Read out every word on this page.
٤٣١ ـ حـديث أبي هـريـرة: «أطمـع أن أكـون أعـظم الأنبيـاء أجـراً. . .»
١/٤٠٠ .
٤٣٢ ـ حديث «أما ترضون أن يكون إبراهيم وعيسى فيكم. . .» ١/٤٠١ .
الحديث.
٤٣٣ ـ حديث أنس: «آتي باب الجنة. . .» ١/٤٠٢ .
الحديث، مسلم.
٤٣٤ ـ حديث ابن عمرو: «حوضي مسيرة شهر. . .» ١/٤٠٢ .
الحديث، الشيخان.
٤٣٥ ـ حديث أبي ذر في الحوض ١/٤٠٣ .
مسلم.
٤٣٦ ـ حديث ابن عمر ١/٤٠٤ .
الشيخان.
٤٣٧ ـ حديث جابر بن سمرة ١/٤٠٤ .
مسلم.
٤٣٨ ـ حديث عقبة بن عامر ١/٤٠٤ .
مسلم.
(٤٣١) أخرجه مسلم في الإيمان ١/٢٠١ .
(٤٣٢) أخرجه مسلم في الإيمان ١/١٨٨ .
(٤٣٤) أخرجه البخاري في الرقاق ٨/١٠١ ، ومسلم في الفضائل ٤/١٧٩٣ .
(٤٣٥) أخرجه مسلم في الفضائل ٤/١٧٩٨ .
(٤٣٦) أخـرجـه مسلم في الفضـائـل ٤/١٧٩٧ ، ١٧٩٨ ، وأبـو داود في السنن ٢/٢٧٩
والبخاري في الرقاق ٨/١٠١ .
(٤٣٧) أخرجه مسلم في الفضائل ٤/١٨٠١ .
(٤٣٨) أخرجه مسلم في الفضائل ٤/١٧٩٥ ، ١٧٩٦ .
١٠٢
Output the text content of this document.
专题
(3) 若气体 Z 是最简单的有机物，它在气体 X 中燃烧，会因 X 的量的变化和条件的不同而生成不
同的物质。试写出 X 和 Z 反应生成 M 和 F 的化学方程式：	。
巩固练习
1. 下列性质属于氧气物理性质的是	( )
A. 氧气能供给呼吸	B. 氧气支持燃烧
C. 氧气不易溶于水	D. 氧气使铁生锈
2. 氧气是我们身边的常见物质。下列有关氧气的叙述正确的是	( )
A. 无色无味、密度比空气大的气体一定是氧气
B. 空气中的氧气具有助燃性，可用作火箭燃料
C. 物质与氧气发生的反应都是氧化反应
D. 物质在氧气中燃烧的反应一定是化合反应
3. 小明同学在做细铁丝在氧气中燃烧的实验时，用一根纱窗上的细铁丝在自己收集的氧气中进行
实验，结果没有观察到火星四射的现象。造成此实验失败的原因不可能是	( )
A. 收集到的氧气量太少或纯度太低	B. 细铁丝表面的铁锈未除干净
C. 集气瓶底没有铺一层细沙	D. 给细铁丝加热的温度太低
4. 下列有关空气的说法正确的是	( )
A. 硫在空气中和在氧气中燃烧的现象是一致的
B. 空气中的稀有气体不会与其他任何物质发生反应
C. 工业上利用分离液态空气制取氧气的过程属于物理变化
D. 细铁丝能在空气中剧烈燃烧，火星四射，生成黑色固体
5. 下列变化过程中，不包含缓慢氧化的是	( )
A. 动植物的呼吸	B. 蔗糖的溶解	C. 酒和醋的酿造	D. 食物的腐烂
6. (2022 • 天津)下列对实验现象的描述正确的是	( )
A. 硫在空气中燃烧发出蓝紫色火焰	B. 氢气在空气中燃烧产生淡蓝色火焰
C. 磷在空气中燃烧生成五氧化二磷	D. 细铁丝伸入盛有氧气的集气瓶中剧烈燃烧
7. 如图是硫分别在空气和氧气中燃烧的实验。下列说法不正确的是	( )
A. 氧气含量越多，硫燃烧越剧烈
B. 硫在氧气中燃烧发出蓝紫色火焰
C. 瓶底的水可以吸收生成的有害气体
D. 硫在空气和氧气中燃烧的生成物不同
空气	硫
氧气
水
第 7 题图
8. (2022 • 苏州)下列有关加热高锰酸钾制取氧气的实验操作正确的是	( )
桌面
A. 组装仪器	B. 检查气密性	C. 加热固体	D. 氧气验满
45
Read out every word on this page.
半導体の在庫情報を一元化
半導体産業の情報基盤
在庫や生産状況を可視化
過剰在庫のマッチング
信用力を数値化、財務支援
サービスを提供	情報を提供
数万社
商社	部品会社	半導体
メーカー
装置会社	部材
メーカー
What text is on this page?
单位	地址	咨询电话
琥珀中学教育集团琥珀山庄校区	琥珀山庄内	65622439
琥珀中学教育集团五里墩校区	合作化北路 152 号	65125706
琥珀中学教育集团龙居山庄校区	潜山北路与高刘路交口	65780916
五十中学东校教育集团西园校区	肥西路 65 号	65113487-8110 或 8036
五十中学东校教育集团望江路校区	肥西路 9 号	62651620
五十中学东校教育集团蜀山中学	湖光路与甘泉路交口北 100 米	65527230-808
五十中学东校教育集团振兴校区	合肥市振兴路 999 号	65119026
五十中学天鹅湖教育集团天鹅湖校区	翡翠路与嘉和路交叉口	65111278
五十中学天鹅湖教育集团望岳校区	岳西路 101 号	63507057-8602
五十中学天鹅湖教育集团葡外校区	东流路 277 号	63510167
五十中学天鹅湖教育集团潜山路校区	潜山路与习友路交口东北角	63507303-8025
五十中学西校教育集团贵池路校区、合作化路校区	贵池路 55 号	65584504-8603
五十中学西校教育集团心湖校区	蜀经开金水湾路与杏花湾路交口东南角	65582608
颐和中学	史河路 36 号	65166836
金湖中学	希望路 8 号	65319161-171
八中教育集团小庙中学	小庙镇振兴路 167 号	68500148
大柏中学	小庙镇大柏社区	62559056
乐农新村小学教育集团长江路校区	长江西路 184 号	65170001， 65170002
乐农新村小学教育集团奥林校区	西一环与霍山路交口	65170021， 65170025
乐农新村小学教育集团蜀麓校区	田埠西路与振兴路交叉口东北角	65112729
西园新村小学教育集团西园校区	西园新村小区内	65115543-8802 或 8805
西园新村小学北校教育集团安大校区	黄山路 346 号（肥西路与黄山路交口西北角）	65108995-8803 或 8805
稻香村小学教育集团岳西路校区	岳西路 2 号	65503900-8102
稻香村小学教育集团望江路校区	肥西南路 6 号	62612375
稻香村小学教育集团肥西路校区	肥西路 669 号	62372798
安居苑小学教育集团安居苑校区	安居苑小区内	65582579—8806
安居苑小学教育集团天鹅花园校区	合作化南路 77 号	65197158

▶ [Given instruction] What is the number of lines above that contain "الفضائل"? Answer with that number only.

▶ [Answer below] 4